Data excerpts:
== == ==

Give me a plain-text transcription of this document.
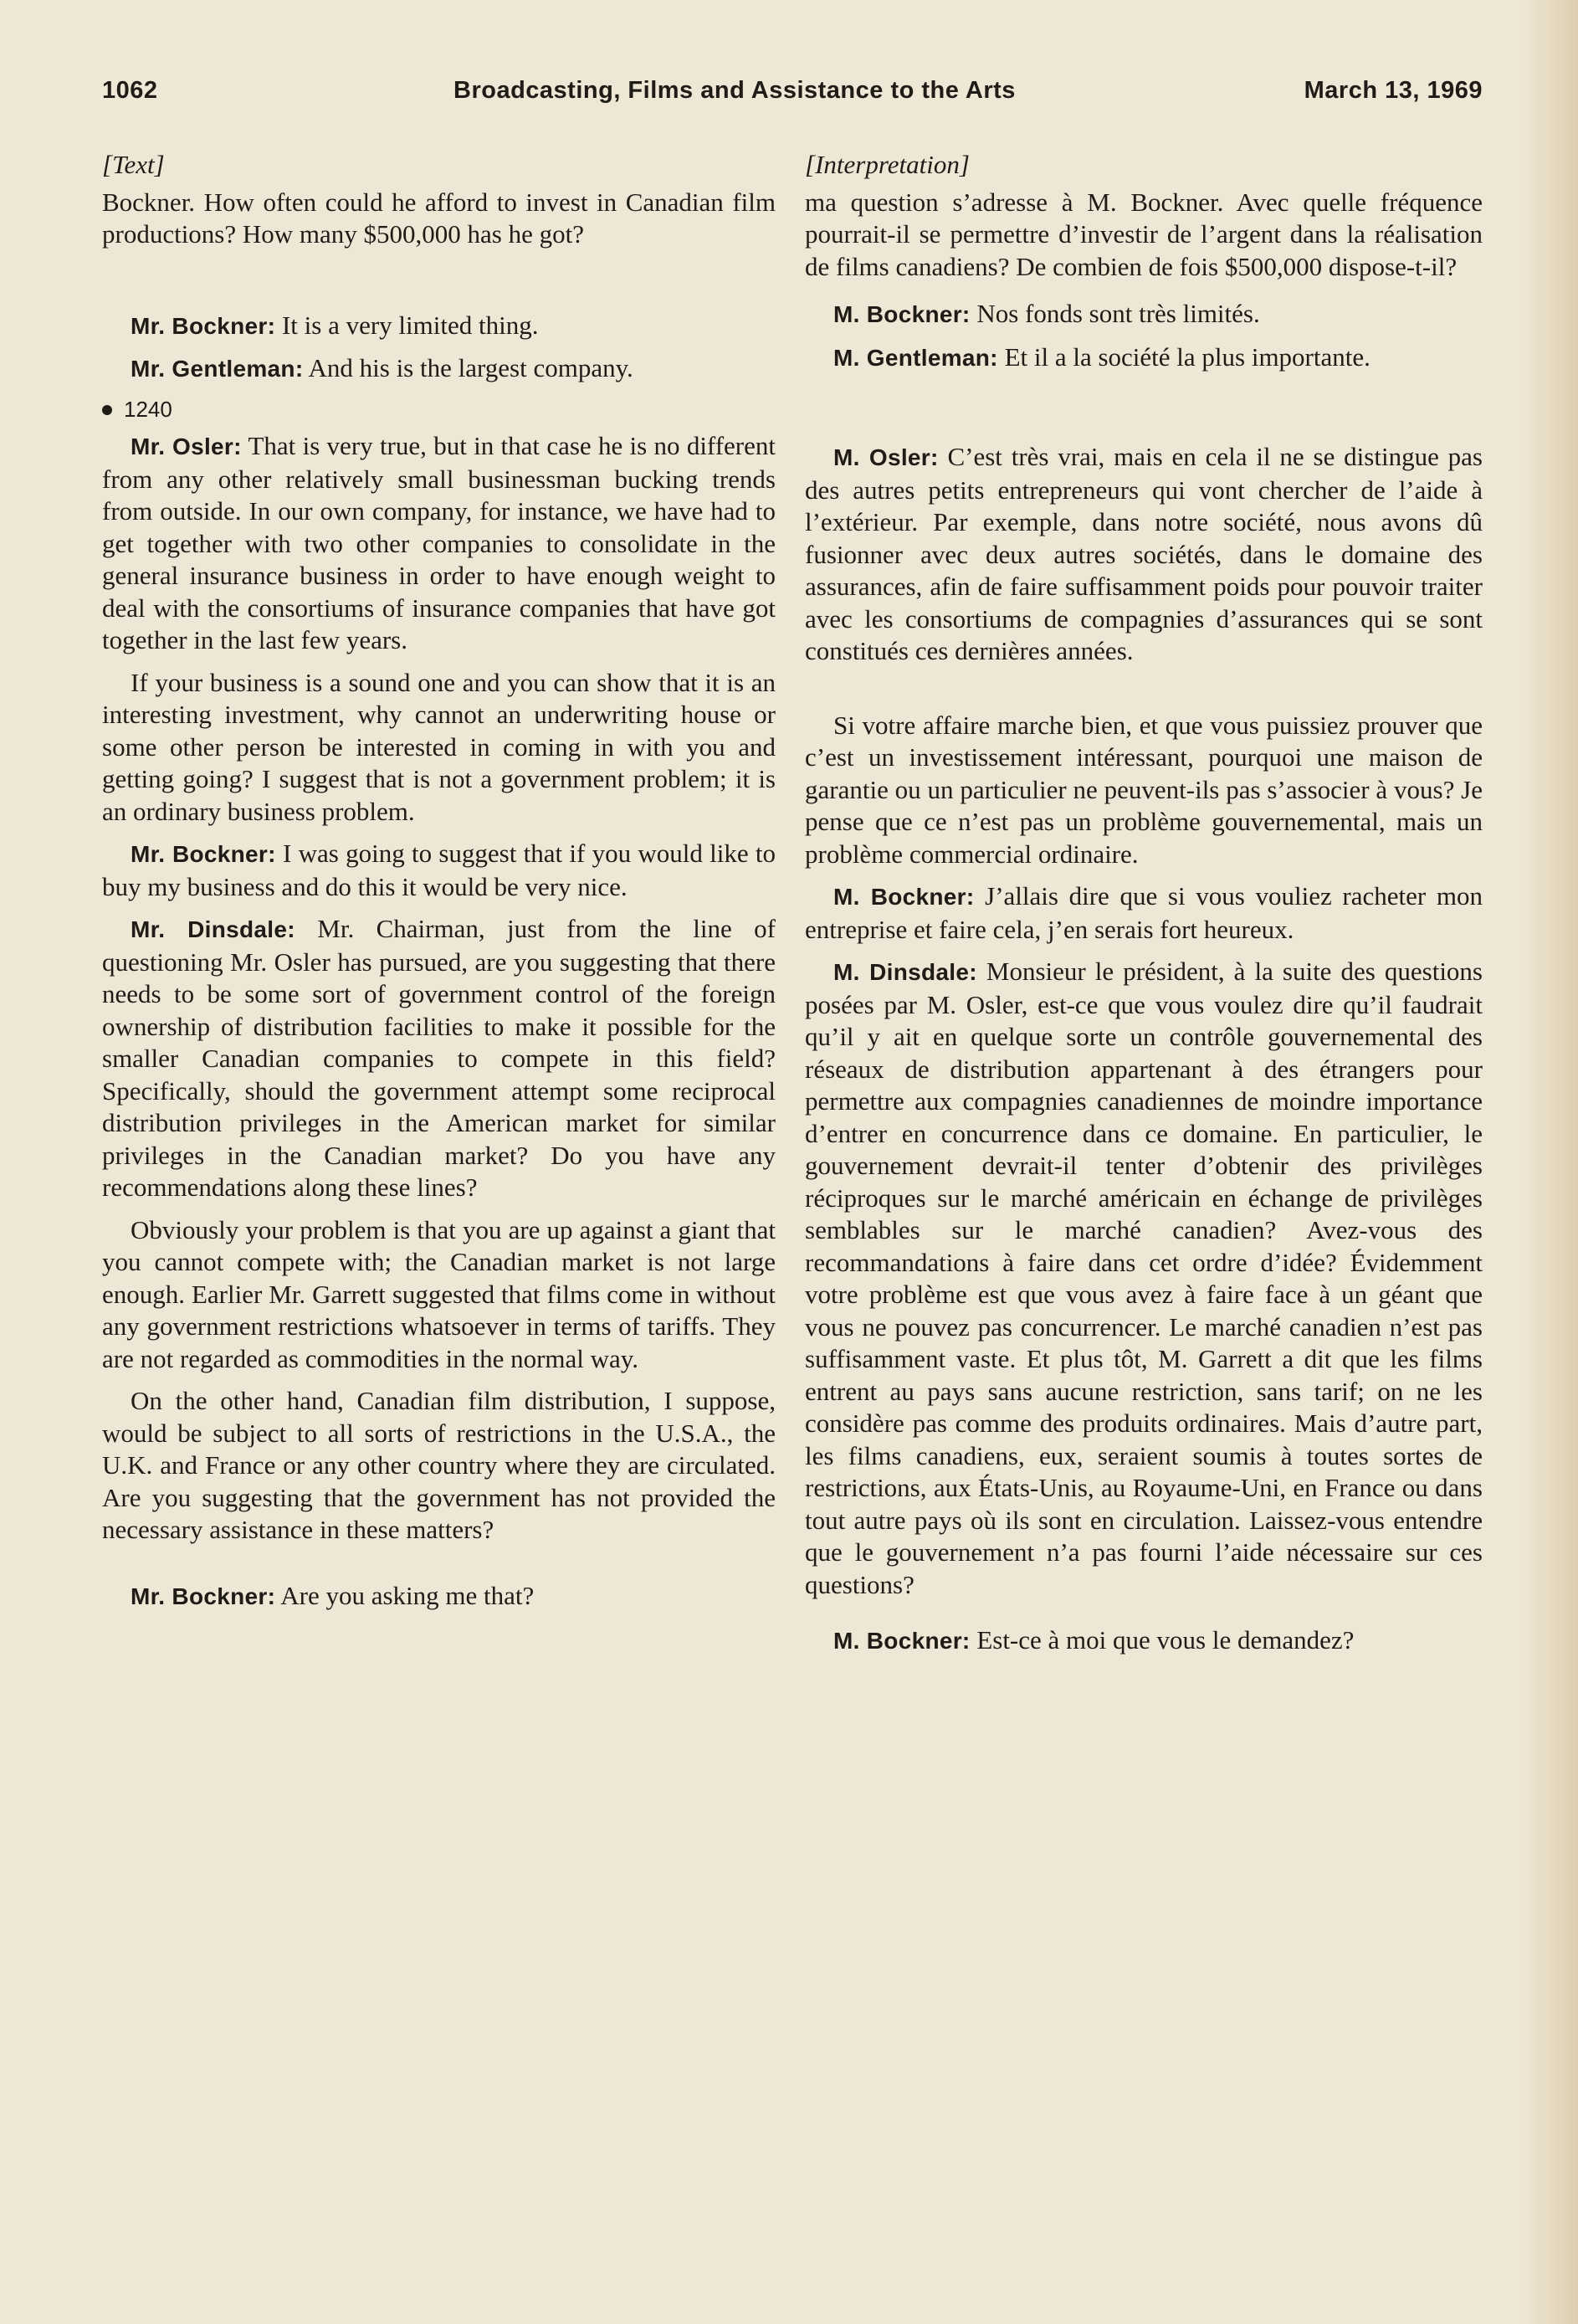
1062	Broadcasting, Films and Assistance to the Arts	March 13, 1969

[Text]

Bockner. How often could he afford to invest in Canadian film productions? How many $500,000 has he got?

Mr. Bockner: It is a very limited thing.

Mr. Gentleman: And his is the largest company.

1240

Mr. Osler: That is very true, but in that case he is no different from any other relatively small businessman bucking trends from outside. In our own company, for instance, we have had to get together with two other companies to consolidate in the general insurance business in order to have enough weight to deal with the consortiums of insurance companies that have got together in the last few years.

If your business is a sound one and you can show that it is an interesting investment, why cannot an underwriting house or some other person be interested in coming in with you and getting going? I suggest that is not a government problem; it is an ordinary business problem.

Mr. Bockner: I was going to suggest that if you would like to buy my business and do this it would be very nice.

Mr. Dinsdale: Mr. Chairman, just from the line of questioning Mr. Osler has pursued, are you suggesting that there needs to be some sort of government control of the foreign ownership of distribution facilities to make it possible for the smaller Canadian companies to compete in this field? Specifically, should the government attempt some reciprocal distribution privileges in the American market for similar privileges in the Canadian market? Do you have any recommendations along these lines?

Obviously your problem is that you are up against a giant that you cannot compete with; the Canadian market is not large enough. Earlier Mr. Garrett suggested that films come in without any government restrictions whatsoever in terms of tariffs. They are not regarded as commodities in the normal way.

On the other hand, Canadian film distribution, I suppose, would be subject to all sorts of restrictions in the U.S.A., the U.K. and France or any other country where they are circulated. Are you suggesting that the government has not provided the necessary assistance in these matters?

Mr. Bockner: Are you asking me that?

[Interpretation]

ma question s’adresse à M. Bockner. Avec quelle fréquence pourrait-il se permettre d’investir de l’argent dans la réalisation de films canadiens? De combien de fois $500,000 dispose-t-il?

M. Bockner: Nos fonds sont très limités.

M. Gentleman: Et il a la société la plus importante.

M. Osler: C’est très vrai, mais en cela il ne se distingue pas des autres petits entrepreneurs qui vont chercher de l’aide à l’extérieur. Par exemple, dans notre société, nous avons dû fusionner avec deux autres sociétés, dans le domaine des assurances, afin de faire suffisamment poids pour pouvoir traiter avec les consortiums de compagnies d’assurances qui se sont constitués ces dernières années.

Si votre affaire marche bien, et que vous puissiez prouver que c’est un investissement intéressant, pourquoi une maison de garantie ou un particulier ne peuvent-ils pas s’associer à vous? Je pense que ce n’est pas un problème gouvernemental, mais un problème commercial ordinaire.

M. Bockner: J’allais dire que si vous vouliez racheter mon entreprise et faire cela, j’en serais fort heureux.

M. Dinsdale: Monsieur le président, à la suite des questions posées par M. Osler, est-ce que vous voulez dire qu’il faudrait qu’il y ait en quelque sorte un contrôle gouvernemental des réseaux de distribution appartenant à des étrangers pour permettre aux compagnies canadiennes de moindre importance d’entrer en concurrence dans ce domaine. En particulier, le gouvernement devrait-il tenter d’obtenir des privilèges réciproques sur le marché américain en échange de privilèges semblables sur le marché canadien? Avez-vous des recommandations à faire dans cet ordre d’idée? Évidemment votre problème est que vous avez à faire face à un géant que vous ne pouvez pas concurrencer. Le marché canadien n’est pas suffisamment vaste. Et plus tôt, M. Garrett a dit que les films entrent au pays sans aucune restriction, sans tarif; on ne les considère pas comme des produits ordinaires. Mais d’autre part, les films canadiens, eux, seraient soumis à toutes sortes de restrictions, aux États-Unis, au Royaume-Uni, en France ou dans tout autre pays où ils sont en circulation. Laissez-vous entendre que le gouvernement n’a pas fourni l’aide nécessaire sur ces questions?

M. Bockner: Est-ce à moi que vous le demandez?
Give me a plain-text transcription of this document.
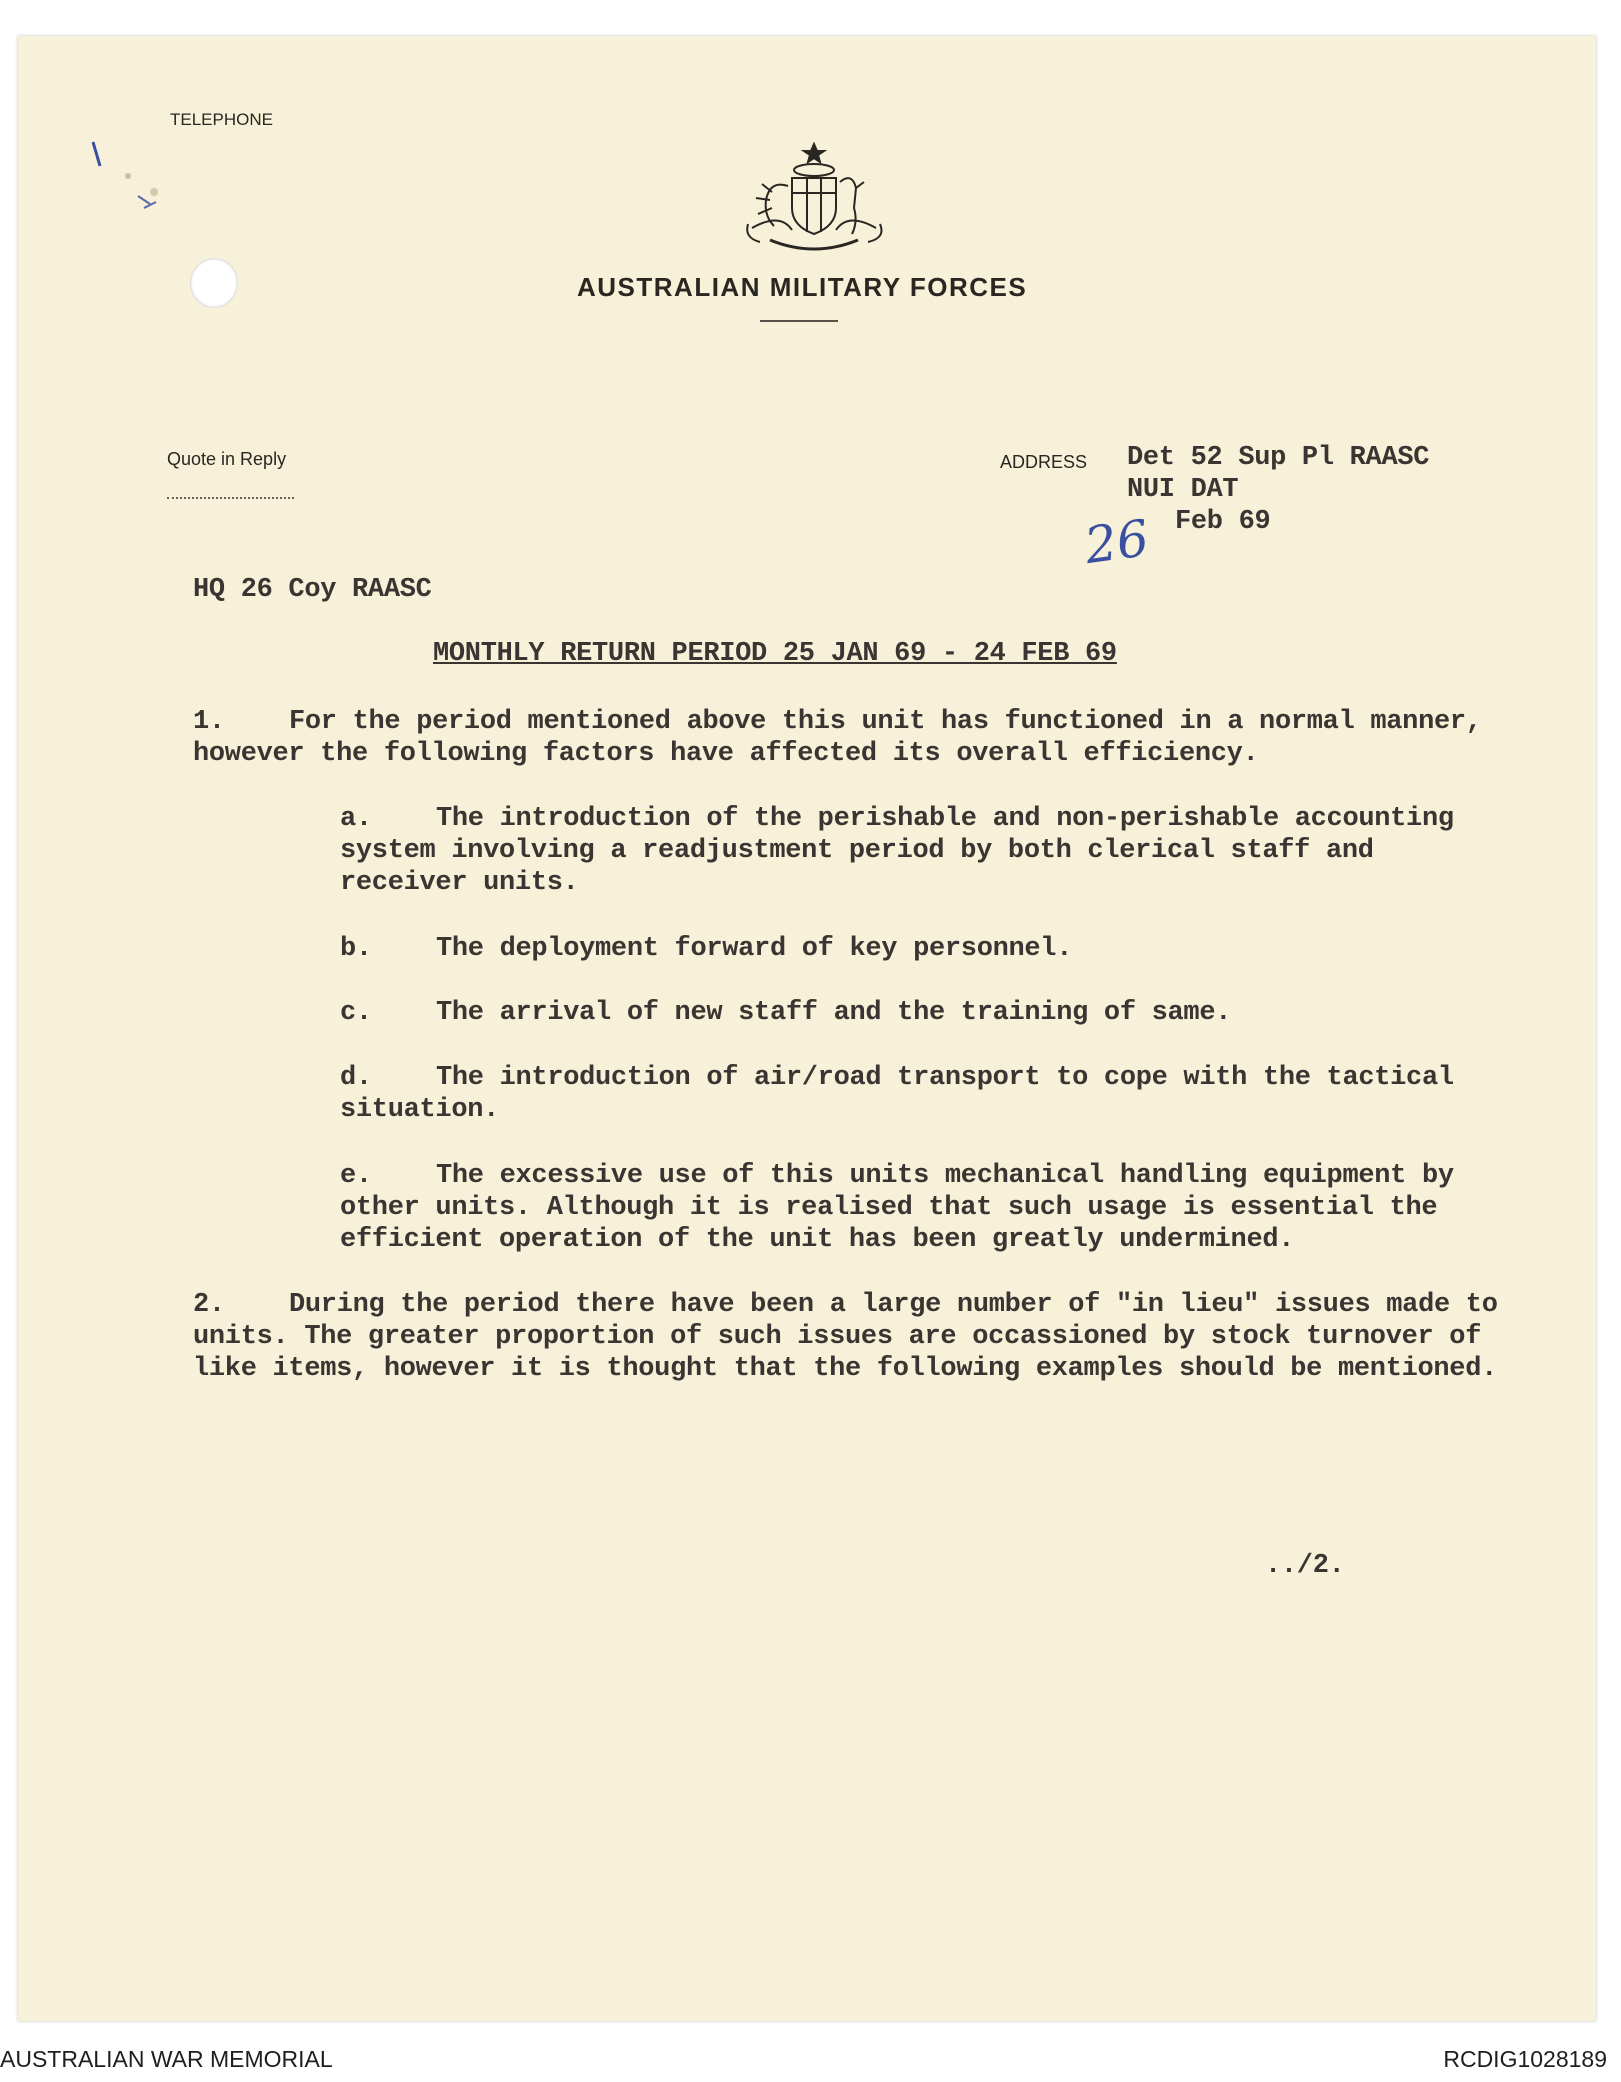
TELEPHONE
AUSTRALIAN MILITARY FORCES
Quote in Reply	ADDRESS Det 52 Sup Pl RAASC
NUI DAT
Feb 69
26
HQ 26 Coy RAASC
MONTHLY RETURN PERIOD 25 JAN 69 - 24 FEB 69
1. For the period mentioned above this unit has functioned in a normal manner, however the following factors have affected its overall efficiency.
a. The introduction of the perishable and non-perishable accounting system involving a readjustment period by both clerical staff and receiver units.
b. The deployment forward of key personnel.
c. The arrival of new staff and the training of same.
d. The introduction of air/road transport to cope with the tactical situation.
e. The excessive use of this units mechanical handling equipment by other units. Although it is realised that such usage is essential the efficient operation of the unit has been greatly undermined.
2. During the period there have been a large number of "in lieu" issues made to units. The greater proportion of such issues are occassioned by stock turnover of like items, however it is thought that the following examples should be mentioned.
../2.
AUSTRALIAN WAR MEMORIAL	RCDIG1028189
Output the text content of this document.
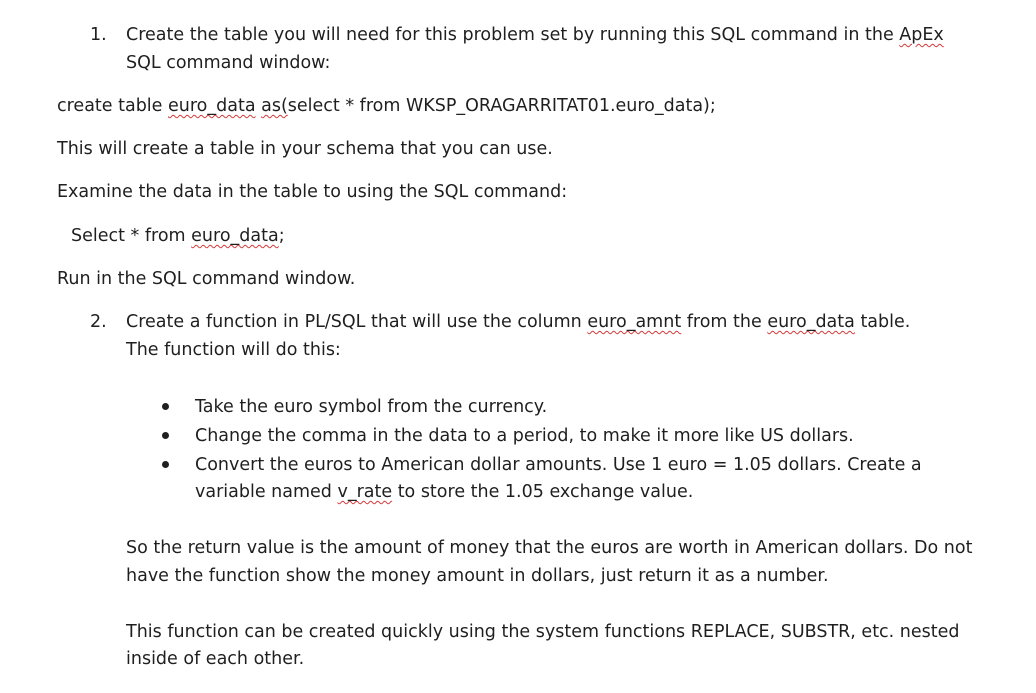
1. Create the table you will need for this problem set by running this SQL command in the ApEx
SQL command window:
create table euro_data as(select * from WKSP_ORAGARRITAT01.euro_data);
This will create a table in your schema that you can use.
Examine the data in the table to using the SQL command:
Select * from euro_data;
Run in the SQL command window.
2. Create a function in PL/SQL that will use the column euro_amnt from the euro_data table.
The function will do this:
Take the euro symbol from the currency.
Change the comma in the data to a period, to make it more like US dollars.
Convert the euros to American dollar amounts. Use 1 euro = 1.05 dollars. Create a
variable named v_rate to store the 1.05 exchange value.
So the return value is the amount of money that the euros are worth in American dollars. Do not
have the function show the money amount in dollars, just return it as a number.
This function can be created quickly using the system functions REPLACE, SUBSTR, etc. nested
inside of each other.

== == ==

**Requirement**
Copy out each line of the records that holds the string "using".

**Right answer**
Examine the data in the table to using the SQL command:
This function can be created quickly using the system functions REPLACE, SUBSTR, etc. nested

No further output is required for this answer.